**EXERCISE DESCRIPTION**
Retype the listing that follows, word for word.

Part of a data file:
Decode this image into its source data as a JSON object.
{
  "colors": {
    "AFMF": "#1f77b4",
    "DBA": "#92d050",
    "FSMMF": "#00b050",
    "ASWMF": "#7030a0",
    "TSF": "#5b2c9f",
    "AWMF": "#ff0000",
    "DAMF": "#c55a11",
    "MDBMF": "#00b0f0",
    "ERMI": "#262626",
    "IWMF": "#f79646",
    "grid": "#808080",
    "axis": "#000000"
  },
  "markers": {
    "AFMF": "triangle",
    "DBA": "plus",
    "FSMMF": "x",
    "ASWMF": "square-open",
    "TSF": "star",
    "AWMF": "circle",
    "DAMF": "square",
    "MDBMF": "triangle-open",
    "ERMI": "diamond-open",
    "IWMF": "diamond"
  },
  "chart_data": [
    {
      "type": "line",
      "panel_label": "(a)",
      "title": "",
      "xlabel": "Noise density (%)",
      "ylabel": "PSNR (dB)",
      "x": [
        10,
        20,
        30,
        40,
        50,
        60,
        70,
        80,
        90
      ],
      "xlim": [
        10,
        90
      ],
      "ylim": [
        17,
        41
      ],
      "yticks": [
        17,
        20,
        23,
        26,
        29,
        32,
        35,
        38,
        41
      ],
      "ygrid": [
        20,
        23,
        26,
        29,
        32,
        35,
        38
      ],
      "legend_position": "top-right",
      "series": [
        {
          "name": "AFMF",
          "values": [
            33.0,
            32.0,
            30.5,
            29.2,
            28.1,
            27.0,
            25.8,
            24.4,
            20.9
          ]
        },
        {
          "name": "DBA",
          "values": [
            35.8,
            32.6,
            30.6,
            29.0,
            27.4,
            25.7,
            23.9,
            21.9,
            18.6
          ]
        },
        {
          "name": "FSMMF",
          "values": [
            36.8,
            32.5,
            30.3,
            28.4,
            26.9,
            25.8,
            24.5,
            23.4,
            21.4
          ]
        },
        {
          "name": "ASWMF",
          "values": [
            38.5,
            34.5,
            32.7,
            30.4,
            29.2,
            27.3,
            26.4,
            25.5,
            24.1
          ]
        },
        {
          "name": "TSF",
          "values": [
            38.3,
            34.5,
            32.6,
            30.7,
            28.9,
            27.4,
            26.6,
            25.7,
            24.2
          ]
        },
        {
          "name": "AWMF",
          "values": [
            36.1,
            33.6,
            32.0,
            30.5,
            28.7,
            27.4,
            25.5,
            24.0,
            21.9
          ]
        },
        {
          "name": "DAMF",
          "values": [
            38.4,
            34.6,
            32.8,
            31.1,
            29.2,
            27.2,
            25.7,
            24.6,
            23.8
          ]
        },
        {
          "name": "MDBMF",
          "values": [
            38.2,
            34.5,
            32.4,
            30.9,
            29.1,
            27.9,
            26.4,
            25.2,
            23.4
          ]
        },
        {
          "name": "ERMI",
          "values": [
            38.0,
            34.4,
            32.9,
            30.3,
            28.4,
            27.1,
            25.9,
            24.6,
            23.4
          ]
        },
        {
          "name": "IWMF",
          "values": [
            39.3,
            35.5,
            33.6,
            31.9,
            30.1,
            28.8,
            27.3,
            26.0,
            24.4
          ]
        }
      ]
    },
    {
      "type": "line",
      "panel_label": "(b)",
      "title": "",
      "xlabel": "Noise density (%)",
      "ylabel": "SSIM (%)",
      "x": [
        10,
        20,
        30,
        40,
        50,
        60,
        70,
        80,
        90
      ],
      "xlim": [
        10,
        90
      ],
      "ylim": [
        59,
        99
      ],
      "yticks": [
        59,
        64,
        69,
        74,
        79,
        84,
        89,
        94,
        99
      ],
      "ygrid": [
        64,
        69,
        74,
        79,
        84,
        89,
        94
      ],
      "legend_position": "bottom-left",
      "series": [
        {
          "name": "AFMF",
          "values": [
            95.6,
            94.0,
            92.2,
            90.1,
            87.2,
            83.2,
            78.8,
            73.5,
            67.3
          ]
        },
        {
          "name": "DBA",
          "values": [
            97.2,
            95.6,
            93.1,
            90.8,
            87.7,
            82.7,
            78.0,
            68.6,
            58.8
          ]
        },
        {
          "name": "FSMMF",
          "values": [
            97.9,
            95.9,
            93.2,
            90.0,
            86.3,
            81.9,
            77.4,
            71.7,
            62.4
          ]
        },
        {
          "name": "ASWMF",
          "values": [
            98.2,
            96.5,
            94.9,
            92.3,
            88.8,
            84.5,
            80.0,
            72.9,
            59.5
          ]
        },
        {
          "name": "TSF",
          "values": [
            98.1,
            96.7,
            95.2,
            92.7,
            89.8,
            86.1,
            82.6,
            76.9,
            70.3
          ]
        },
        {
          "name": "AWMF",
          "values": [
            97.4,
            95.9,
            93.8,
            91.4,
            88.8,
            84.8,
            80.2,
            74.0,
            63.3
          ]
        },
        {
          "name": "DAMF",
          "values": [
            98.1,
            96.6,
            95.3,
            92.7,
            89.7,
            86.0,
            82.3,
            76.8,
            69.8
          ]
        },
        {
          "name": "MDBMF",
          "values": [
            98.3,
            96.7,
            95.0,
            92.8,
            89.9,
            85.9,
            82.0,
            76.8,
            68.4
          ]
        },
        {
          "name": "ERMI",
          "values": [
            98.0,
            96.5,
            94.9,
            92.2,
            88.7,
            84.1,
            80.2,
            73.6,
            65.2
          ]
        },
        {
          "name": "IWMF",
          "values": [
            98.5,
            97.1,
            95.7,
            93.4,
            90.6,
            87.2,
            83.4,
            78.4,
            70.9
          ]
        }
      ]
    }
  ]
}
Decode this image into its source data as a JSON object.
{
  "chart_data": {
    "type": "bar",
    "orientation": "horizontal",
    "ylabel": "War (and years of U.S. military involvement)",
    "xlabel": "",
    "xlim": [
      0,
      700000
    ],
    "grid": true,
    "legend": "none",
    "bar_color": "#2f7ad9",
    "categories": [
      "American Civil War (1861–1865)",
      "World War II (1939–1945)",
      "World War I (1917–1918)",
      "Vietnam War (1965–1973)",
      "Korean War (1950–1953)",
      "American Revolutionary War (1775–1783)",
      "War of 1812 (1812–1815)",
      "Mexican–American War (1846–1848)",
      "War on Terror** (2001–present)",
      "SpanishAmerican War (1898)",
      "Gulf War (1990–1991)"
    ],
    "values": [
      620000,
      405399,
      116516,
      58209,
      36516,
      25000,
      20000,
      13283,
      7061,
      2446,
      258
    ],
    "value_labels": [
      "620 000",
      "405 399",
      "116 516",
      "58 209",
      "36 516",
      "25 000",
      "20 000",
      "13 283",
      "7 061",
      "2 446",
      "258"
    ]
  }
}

**EXERCISE OUTPUT**
Decode this image into its source data as a JSON object.
{
  "colors": {
    "AFMF": "#1f77b4",
    "DBA": "#92d050",
    "FSMMF": "#00b050",
    "ASWMF": "#7030a0",
    "TSF": "#5b2c9f",
    "AWMF": "#ff0000",
    "DAMF": "#c55a11",
    "MDBMF": "#00b0f0",
    "ERMI": "#262626",
    "IWMF": "#f79646",
    "grid": "#808080",
    "axis": "#000000"
  },
  "markers": {
    "AFMF": "triangle",
    "DBA": "plus",
    "FSMMF": "x",
    "ASWMF": "square-open",
    "TSF": "star",
    "AWMF": "circle",
    "DAMF": "square",
    "MDBMF": "triangle-open",
    "ERMI": "diamond-open",
    "IWMF": "diamond"
  },
  "chart_data": [
    {
      "type": "line",
      "panel_label": "(a)",
      "title": "",
      "xlabel": "Noise density (%)",
      "ylabel": "PSNR (dB)",
      "x": [
        10,
        20,
        30,
        40,
        50,
        60,
        70,
        80,
        90
      ],
      "xlim": [
        10,
        90
      ],
      "ylim": [
        17,
        41
      ],
      "yticks": [
        17,
        20,
        23,
        26,
        29,
        32,
        35,
        38,
        41
      ],
      "ygrid": [
        20,
        23,
        26,
        29,
        32,
        35,
        38
      ],
      "legend_position": "top-right",
      "series": [
        {
          "name": "AFMF",
          "values": [
            33.0,
            32.0,
            30.5,
            29.2,
            28.1,
            27.0,
            25.8,
            24.4,
            20.9
          ]
        },
        {
          "name": "DBA",
          "values": [
            35.8,
            32.6,
            30.6,
            29.0,
            27.4,
            25.7,
            23.9,
            21.9,
            18.6
          ]
        },
        {
          "name": "FSMMF",
          "values": [
            36.8,
            32.5,
            30.3,
            28.4,
            26.9,
            25.8,
            24.5,
            23.4,
            21.4
          ]
        },
        {
          "name": "ASWMF",
          "values": [
            38.5,
            34.5,
            32.7,
            30.4,
            29.2,
            27.3,
            26.4,
            25.5,
            24.1
          ]
        },
        {
          "name": "TSF",
          "values": [
            38.3,
            34.5,
            32.6,
            30.7,
            28.9,
            27.4,
            26.6,
            25.7,
            24.2
          ]
        },
        {
          "name": "AWMF",
          "values": [
            36.1,
            33.6,
            32.0,
            30.5,
            28.7,
            27.4,
            25.5,
            24.0,
            21.9
          ]
        },
        {
          "name": "DAMF",
          "values": [
            38.4,
            34.6,
            32.8,
            31.1,
            29.2,
            27.2,
            25.7,
            24.6,
            23.8
          ]
        },
        {
          "name": "MDBMF",
          "values": [
            38.2,
            34.5,
            32.4,
            30.9,
            29.1,
            27.9,
            26.4,
            25.2,
            23.4
          ]
        },
        {
          "name": "ERMI",
          "values": [
            38.0,
            34.4,
            32.9,
            30.3,
            28.4,
            27.1,
            25.9,
            24.6,
            23.4
          ]
        },
        {
          "name": "IWMF",
          "values": [
            39.3,
            35.5,
            33.6,
            31.9,
            30.1,
            28.8,
            27.3,
            26.0,
            24.4
          ]
        }
      ]
    },
    {
      "type": "line",
      "panel_label": "(b)",
      "title": "",
      "xlabel": "Noise density (%)",
      "ylabel": "SSIM (%)",
      "x": [
        10,
        20,
        30,
        40,
        50,
        60,
        70,
        80,
        90
      ],
      "xlim": [
        10,
        90
      ],
      "ylim": [
        59,
        99
      ],
      "yticks": [
        59,
        64,
        69,
        74,
        79,
        84,
        89,
        94,
        99
      ],
      "ygrid": [
        64,
        69,
        74,
        79,
        84,
        89,
        94
      ],
      "legend_position": "bottom-left",
      "series": [
        {
          "name": "AFMF",
          "values": [
            95.6,
            94.0,
            92.2,
            90.1,
            87.2,
            83.2,
            78.8,
            73.5,
            67.3
          ]
        },
        {
          "name": "DBA",
          "values": [
            97.2,
            95.6,
            93.1,
            90.8,
            87.7,
            82.7,
            78.0,
            68.6,
            58.8
          ]
        },
        {
          "name": "FSMMF",
          "values": [
            97.9,
            95.9,
            93.2,
            90.0,
            86.3,
            81.9,
            77.4,
            71.7,
            62.4
          ]
        },
        {
          "name": "ASWMF",
          "values": [
            98.2,
            96.5,
            94.9,
            92.3,
            88.8,
            84.5,
            80.0,
            72.9,
            59.5
          ]
        },
        {
          "name": "TSF",
          "values": [
            98.1,
            96.7,
            95.2,
            92.7,
            89.8,
            86.1,
            82.6,
            76.9,
            70.3
          ]
        },
        {
          "name": "AWMF",
          "values": [
            97.4,
            95.9,
            93.8,
            91.4,
            88.8,
            84.8,
            80.2,
            74.0,
            63.3
          ]
        },
        {
          "name": "DAMF",
          "values": [
            98.1,
            96.6,
            95.3,
            92.7,
            89.7,
            86.0,
            82.3,
            76.8,
            69.8
          ]
        },
        {
          "name": "MDBMF",
          "values": [
            98.3,
            96.7,
            95.0,
            92.8,
            89.9,
            85.9,
            82.0,
            76.8,
            68.4
          ]
        },
        {
          "name": "ERMI",
          "values": [
            98.0,
            96.5,
            94.9,
            92.2,
            88.7,
            84.1,
            80.2,
            73.6,
            65.2
          ]
        },
        {
          "name": "IWMF",
          "values": [
            98.5,
            97.1,
            95.7,
            93.4,
            90.6,
            87.2,
            83.4,
            78.4,
            70.9
          ]
        }
      ]
    }
  ]
}
Decode this image into its source data as a JSON object.
{
  "chart_data": {
    "type": "bar",
    "orientation": "horizontal",
    "ylabel": "War (and years of U.S. military involvement)",
    "xlabel": "",
    "xlim": [
      0,
      700000
    ],
    "grid": true,
    "legend": "none",
    "bar_color": "#2f7ad9",
    "categories": [
      "American Civil War (1861–1865)",
      "World War II (1939–1945)",
      "World War I (1917–1918)",
      "Vietnam War (1965–1973)",
      "Korean War (1950–1953)",
      "American Revolutionary War (1775–1783)",
      "War of 1812 (1812–1815)",
      "Mexican–American War (1846–1848)",
      "War on Terror** (2001–present)",
      "SpanishAmerican War (1898)",
      "Gulf War (1990–1991)"
    ],
    "values": [
      620000,
      405399,
      116516,
      58209,
      36516,
      25000,
      20000,
      13283,
      7061,
      2446,
      258
    ],
    "value_labels": [
      "620 000",
      "405 399",
      "116 516",
      "58 209",
      "36 516",
      "25 000",
      "20 000",
      "13 283",
      "7 061",
      "2 446",
      "258"
    ]
  }
}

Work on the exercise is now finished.